» STATED EXERCISE: From the article on M&A tax changes, list every tax provision it says the new law makes permanent or introduces.

» DOCUMENT TEXT:
Tax Changes that Benefit M&A
July 08, 2025
by a professional from University of Illinois at Chicago in Deerfield, IL, USA
On July 4th, the “One Big Beautiful Bill Act” was signed into law, bringing with it several tax provisions that significantly benefit both buyers and sellers in M&A transactions. Aside from making the current individual tax rates and Qualified Business Income Deduction permanent, here are some highlights:
1. A 100% bonus depreciation is back for new and used tangible personal property (such as machinery and equipment) placed into service after January 19, 2025. The immediate write-off of allocated purchase price shields post-acquisition income.
2. The 30% interest deduction limit for 2025 is based on EBITDA, not EBIT, which boosts buyer cash flow on leveraged deals.

Labeled region entries:
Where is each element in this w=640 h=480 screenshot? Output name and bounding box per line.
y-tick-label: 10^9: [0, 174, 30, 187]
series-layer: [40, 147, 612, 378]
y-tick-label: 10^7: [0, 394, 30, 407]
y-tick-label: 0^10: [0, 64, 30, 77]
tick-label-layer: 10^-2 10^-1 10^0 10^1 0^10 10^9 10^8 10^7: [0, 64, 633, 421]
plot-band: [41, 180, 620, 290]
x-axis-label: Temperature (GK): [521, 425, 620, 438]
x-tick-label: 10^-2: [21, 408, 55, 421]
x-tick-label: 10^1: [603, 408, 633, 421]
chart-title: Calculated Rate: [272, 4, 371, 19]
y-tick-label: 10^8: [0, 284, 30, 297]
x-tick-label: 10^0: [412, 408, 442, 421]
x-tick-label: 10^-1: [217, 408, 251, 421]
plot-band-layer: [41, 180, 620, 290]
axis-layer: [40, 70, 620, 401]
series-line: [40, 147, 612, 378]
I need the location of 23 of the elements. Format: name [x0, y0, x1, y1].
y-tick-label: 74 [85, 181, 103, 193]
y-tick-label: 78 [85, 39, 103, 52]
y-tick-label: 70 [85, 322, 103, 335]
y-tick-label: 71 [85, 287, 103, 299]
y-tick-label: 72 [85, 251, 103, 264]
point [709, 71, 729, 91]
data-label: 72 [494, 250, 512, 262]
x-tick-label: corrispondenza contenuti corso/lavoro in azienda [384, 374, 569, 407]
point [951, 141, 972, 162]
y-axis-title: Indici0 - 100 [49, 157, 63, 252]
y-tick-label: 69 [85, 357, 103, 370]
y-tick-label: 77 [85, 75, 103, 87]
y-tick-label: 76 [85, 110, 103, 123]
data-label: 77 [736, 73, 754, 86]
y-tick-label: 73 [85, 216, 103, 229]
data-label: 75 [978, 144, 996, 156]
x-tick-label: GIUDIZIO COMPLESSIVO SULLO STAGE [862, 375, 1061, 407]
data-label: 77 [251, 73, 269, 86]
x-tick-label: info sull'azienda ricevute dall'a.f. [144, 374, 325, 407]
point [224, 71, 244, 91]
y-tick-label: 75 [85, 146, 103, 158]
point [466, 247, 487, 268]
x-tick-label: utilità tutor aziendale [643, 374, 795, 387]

» RESPONSE:
- The current individual tax rates, made permanent
- The Qualified Business Income Deduction, made permanent
- A 100% bonus depreciation for new and used tangible personal property placed into service after January 19, 2025
- A 30% interest deduction limit for 2025 based on EBITDA rather than EBIT